WORK TO BE COMPLETED = How many lines of these entries include the string "xlabel"? State the number alone.

RECORD EXTRACTS =
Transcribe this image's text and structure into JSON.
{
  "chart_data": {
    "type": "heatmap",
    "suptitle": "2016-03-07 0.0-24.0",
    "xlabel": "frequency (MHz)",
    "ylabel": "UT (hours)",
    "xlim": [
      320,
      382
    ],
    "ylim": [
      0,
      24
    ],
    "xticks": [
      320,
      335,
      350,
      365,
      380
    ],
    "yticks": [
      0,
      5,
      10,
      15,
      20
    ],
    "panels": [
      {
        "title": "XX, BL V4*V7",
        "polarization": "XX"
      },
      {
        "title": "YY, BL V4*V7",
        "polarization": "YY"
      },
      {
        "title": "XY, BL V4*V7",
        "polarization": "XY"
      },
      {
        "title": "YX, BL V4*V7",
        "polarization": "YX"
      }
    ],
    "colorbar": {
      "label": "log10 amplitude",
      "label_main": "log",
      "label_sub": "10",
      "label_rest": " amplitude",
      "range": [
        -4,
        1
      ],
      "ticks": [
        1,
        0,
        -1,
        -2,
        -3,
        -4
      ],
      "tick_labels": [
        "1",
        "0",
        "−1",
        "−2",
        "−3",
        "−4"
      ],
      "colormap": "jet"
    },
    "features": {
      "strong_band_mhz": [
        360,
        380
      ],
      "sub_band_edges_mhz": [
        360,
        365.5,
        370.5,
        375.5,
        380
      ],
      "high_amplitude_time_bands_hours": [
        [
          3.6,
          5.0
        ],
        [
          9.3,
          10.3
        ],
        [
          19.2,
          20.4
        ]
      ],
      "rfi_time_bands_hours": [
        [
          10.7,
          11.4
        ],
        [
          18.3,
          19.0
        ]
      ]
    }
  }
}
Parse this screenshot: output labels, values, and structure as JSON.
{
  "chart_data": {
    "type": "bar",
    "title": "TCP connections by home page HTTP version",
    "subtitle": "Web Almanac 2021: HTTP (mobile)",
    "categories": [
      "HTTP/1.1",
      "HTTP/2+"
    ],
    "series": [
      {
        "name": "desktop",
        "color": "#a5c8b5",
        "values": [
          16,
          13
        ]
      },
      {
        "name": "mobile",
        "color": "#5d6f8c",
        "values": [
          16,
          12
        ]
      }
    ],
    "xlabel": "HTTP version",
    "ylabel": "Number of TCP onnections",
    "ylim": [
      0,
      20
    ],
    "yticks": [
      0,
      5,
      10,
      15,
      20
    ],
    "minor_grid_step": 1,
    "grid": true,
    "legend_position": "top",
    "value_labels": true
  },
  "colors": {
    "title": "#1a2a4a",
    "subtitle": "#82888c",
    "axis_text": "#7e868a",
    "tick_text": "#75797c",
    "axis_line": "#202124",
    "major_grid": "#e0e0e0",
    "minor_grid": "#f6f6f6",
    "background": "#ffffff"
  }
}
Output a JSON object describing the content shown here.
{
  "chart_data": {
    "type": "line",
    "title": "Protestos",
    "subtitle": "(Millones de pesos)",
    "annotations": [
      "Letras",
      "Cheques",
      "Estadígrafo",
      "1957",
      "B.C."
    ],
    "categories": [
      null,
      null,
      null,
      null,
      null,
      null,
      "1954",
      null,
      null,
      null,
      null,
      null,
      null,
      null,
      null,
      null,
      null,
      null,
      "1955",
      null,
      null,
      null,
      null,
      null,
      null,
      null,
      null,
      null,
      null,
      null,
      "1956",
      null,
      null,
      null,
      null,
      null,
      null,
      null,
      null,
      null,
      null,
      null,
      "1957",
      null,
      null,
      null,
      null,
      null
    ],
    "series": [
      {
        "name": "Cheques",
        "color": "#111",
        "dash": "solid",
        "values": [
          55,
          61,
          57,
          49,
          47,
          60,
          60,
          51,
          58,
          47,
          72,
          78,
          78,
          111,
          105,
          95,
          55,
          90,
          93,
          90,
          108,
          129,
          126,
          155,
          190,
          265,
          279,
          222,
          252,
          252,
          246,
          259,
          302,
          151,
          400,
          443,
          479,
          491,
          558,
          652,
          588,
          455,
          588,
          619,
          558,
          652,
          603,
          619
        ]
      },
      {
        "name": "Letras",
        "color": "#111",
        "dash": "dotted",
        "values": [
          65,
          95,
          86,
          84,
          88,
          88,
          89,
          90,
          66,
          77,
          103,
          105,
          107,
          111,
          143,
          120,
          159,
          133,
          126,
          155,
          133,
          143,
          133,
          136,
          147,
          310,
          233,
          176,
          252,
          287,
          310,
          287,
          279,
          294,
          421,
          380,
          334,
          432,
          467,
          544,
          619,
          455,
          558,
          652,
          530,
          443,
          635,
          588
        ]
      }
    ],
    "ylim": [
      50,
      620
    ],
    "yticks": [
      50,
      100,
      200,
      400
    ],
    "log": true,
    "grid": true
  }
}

ANSWER TO THE PROBLEM = 2